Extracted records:

....................

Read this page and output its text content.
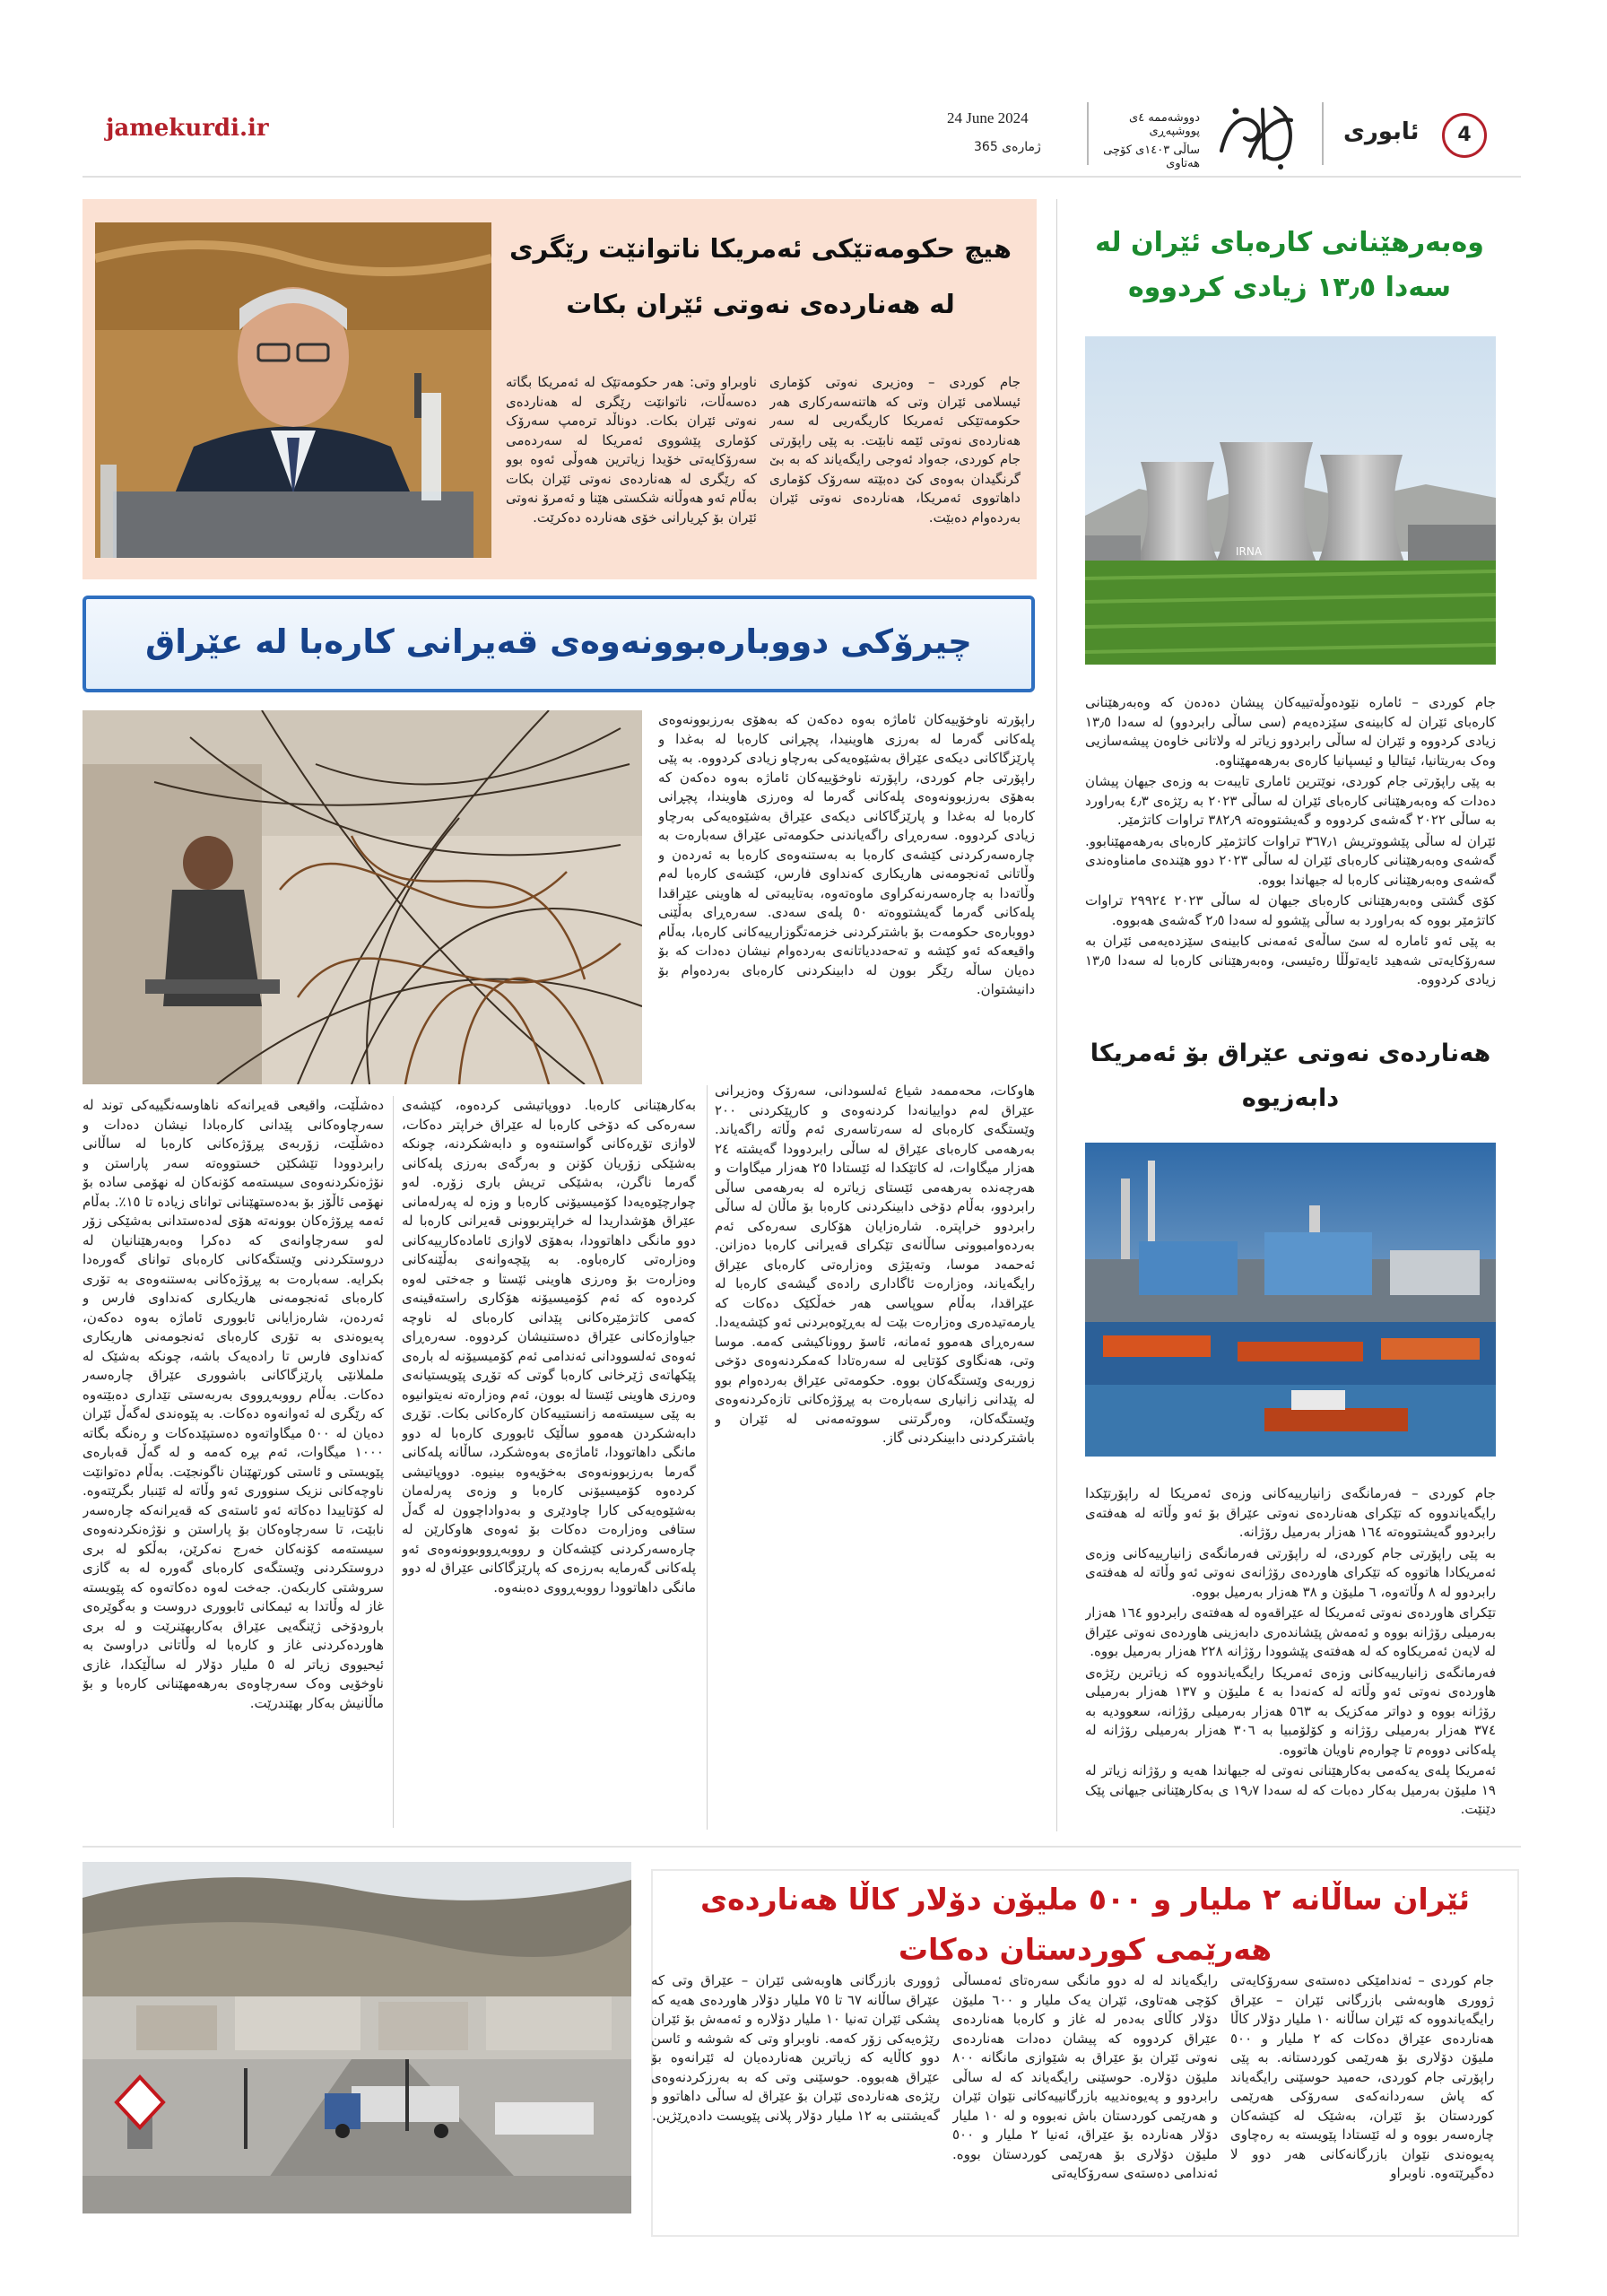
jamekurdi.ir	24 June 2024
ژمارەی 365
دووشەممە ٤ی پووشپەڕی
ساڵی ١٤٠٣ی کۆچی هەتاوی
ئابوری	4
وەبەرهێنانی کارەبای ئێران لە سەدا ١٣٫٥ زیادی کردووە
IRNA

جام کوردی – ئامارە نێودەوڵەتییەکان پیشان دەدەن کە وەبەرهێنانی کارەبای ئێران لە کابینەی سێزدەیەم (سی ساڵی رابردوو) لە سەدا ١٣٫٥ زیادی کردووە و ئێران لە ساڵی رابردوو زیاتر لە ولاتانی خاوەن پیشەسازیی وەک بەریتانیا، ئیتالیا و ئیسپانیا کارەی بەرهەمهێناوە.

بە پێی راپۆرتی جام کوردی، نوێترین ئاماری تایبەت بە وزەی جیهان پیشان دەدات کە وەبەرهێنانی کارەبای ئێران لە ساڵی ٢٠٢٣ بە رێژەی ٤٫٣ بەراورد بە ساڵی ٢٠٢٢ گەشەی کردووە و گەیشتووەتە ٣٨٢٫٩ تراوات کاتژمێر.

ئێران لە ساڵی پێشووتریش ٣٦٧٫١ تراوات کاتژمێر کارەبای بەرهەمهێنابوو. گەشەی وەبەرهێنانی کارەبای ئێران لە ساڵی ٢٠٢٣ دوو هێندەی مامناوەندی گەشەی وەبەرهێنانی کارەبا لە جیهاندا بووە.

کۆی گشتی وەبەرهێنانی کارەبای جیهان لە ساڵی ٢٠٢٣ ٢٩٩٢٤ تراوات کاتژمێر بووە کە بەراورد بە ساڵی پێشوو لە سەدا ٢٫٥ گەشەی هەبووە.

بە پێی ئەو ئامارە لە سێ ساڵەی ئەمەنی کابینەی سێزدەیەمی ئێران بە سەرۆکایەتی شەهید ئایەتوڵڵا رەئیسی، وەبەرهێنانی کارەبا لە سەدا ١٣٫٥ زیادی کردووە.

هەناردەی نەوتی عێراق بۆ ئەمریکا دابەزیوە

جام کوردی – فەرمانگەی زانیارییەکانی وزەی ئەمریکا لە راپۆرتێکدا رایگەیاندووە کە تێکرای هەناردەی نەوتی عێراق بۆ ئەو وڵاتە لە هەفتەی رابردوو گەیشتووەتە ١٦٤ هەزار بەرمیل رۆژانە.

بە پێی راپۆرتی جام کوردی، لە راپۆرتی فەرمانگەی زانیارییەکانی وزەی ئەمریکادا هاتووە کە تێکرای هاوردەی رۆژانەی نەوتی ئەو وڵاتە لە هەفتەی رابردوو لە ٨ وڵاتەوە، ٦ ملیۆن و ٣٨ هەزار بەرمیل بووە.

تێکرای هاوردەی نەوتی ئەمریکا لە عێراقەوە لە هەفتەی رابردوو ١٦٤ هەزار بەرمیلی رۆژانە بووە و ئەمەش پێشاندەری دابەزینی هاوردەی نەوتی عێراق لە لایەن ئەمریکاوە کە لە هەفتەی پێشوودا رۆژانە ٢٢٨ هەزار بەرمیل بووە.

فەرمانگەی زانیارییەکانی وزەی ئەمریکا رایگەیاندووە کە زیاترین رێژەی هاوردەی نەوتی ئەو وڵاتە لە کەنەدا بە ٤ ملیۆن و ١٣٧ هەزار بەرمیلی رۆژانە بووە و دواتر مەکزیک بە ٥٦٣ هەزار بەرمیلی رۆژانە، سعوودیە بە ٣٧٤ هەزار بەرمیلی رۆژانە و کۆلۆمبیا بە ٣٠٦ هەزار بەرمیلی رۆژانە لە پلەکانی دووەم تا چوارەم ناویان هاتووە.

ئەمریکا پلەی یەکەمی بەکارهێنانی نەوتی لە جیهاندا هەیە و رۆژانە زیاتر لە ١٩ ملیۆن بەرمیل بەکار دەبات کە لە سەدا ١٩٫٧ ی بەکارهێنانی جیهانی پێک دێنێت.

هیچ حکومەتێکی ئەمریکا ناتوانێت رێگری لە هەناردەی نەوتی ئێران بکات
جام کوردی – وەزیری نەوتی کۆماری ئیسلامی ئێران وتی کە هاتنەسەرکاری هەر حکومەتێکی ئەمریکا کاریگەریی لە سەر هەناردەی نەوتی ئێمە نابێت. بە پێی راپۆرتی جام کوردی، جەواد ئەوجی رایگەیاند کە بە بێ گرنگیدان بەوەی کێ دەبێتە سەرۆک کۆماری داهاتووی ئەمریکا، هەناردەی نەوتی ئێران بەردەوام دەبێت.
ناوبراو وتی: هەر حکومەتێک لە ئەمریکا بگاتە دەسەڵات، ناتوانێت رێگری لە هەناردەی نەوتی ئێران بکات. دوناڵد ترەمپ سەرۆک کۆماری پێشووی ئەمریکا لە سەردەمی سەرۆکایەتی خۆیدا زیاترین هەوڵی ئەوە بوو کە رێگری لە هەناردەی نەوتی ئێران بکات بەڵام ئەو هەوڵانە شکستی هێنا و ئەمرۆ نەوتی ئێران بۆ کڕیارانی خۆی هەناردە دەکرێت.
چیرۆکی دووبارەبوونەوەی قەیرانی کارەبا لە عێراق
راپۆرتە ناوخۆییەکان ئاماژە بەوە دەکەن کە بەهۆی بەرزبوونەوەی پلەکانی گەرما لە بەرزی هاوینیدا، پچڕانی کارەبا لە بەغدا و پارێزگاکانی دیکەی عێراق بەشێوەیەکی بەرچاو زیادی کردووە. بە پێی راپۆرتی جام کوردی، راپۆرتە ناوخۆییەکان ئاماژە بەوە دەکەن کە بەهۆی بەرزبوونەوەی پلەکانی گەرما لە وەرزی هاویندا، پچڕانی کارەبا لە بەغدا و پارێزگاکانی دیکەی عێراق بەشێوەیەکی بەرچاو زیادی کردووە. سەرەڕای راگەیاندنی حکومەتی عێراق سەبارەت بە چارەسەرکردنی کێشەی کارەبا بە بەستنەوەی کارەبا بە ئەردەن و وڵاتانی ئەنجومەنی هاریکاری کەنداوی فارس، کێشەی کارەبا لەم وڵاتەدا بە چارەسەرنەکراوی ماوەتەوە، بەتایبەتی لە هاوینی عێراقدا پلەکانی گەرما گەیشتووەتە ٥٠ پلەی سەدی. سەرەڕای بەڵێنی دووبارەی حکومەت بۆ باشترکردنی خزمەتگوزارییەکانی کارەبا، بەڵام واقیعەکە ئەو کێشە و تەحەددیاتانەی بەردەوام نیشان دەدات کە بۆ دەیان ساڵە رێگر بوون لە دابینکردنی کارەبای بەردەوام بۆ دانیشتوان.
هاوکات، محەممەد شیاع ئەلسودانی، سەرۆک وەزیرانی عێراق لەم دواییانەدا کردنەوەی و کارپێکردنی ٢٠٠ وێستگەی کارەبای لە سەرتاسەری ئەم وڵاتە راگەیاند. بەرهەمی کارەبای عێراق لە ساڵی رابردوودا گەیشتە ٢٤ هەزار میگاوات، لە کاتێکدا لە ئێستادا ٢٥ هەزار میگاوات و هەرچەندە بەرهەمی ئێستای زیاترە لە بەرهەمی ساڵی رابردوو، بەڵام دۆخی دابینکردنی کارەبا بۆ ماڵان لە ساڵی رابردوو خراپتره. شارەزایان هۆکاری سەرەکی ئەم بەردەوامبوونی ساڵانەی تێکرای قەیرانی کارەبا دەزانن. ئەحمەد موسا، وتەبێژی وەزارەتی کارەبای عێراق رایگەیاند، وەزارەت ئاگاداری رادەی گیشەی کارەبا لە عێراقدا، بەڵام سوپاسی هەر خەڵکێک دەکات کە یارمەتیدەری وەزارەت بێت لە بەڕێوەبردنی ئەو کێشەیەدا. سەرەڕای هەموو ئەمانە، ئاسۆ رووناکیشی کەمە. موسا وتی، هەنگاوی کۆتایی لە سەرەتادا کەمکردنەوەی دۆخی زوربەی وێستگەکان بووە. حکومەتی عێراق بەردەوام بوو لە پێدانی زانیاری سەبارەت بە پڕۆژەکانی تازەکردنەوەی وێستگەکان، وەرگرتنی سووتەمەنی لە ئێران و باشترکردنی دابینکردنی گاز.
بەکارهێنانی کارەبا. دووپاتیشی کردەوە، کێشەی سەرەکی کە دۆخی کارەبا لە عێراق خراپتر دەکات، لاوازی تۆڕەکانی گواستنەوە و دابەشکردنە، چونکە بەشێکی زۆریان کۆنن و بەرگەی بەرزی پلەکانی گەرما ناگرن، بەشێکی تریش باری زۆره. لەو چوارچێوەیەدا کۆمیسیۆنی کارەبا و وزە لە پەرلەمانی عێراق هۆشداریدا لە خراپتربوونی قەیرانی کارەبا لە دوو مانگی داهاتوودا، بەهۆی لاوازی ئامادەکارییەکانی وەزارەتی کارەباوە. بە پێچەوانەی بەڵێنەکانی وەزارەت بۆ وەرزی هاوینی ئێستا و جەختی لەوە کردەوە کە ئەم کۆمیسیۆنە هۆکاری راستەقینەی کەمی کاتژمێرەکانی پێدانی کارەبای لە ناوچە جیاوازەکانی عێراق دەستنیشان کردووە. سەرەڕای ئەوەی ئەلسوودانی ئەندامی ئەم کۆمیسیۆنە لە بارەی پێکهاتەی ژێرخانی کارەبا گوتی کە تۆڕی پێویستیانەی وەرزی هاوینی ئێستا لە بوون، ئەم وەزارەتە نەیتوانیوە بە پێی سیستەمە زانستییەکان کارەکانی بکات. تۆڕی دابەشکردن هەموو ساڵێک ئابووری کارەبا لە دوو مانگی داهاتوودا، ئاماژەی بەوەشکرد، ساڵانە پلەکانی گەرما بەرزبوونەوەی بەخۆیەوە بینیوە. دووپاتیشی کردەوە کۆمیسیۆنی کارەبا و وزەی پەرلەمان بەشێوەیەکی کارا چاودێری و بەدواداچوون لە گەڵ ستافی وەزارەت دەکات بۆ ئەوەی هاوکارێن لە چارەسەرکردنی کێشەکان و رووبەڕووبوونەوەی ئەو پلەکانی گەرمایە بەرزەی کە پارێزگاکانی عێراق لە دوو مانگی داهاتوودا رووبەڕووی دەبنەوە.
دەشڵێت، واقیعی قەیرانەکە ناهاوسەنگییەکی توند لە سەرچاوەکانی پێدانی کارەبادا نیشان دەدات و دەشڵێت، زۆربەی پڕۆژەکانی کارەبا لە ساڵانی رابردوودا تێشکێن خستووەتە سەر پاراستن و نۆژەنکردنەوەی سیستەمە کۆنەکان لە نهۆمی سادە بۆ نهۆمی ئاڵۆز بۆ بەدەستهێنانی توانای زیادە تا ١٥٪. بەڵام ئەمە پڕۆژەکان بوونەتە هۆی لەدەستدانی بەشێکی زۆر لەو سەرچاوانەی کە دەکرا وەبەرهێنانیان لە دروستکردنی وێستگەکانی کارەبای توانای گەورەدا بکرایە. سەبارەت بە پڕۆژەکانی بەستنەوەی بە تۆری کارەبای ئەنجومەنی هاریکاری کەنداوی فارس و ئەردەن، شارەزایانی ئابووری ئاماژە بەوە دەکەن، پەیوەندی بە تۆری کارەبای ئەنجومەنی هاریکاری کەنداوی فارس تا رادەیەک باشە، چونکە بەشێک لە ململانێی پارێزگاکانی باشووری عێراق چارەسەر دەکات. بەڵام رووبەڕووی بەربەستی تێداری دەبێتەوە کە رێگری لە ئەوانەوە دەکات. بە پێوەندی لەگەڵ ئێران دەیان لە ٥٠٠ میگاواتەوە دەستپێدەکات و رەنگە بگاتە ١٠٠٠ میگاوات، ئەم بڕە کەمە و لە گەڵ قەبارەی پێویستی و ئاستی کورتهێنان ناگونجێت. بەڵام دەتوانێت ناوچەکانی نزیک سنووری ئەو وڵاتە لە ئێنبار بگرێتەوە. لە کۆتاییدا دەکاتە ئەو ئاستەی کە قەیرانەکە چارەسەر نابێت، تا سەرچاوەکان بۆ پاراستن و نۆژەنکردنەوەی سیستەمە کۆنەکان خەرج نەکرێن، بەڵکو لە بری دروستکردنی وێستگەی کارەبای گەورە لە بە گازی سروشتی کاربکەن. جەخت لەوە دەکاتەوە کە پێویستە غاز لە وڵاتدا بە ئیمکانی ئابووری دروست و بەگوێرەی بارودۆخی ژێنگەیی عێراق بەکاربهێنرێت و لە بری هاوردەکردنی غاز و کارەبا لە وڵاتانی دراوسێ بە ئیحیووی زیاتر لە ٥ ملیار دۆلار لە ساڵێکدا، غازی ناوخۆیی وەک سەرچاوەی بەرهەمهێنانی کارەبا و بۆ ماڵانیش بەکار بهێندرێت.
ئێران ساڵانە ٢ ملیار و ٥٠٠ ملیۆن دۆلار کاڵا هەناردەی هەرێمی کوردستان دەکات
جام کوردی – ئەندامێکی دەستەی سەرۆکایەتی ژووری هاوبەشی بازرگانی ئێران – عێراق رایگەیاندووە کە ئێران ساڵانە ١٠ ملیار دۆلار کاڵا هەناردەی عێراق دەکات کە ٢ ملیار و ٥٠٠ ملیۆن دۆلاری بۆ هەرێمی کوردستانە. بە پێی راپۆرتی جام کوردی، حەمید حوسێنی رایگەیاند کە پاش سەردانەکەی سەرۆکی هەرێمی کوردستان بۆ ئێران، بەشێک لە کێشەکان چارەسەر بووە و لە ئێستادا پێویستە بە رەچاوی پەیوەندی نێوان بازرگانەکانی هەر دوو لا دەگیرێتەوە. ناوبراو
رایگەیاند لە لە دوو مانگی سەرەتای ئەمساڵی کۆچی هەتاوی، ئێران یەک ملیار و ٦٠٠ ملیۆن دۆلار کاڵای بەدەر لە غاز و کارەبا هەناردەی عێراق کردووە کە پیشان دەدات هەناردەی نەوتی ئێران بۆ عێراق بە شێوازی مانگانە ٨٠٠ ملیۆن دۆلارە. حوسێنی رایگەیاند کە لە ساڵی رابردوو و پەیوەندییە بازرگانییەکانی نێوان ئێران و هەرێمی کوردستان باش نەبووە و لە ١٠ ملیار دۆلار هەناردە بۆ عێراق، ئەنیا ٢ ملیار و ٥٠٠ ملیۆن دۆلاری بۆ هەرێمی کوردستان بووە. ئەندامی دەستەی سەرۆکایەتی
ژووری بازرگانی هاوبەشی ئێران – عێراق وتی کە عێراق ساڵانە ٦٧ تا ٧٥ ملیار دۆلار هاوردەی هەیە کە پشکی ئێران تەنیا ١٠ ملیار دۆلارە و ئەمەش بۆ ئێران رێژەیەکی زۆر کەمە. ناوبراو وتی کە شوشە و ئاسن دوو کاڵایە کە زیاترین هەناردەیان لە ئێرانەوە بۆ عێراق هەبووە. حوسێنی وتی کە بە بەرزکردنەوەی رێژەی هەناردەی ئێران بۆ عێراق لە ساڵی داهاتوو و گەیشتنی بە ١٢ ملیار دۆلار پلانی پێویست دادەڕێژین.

....................

**Exercise directions:** Each line holding the word "بەراورد" counts once; report the total and nothing else.

**Output of the task:** 2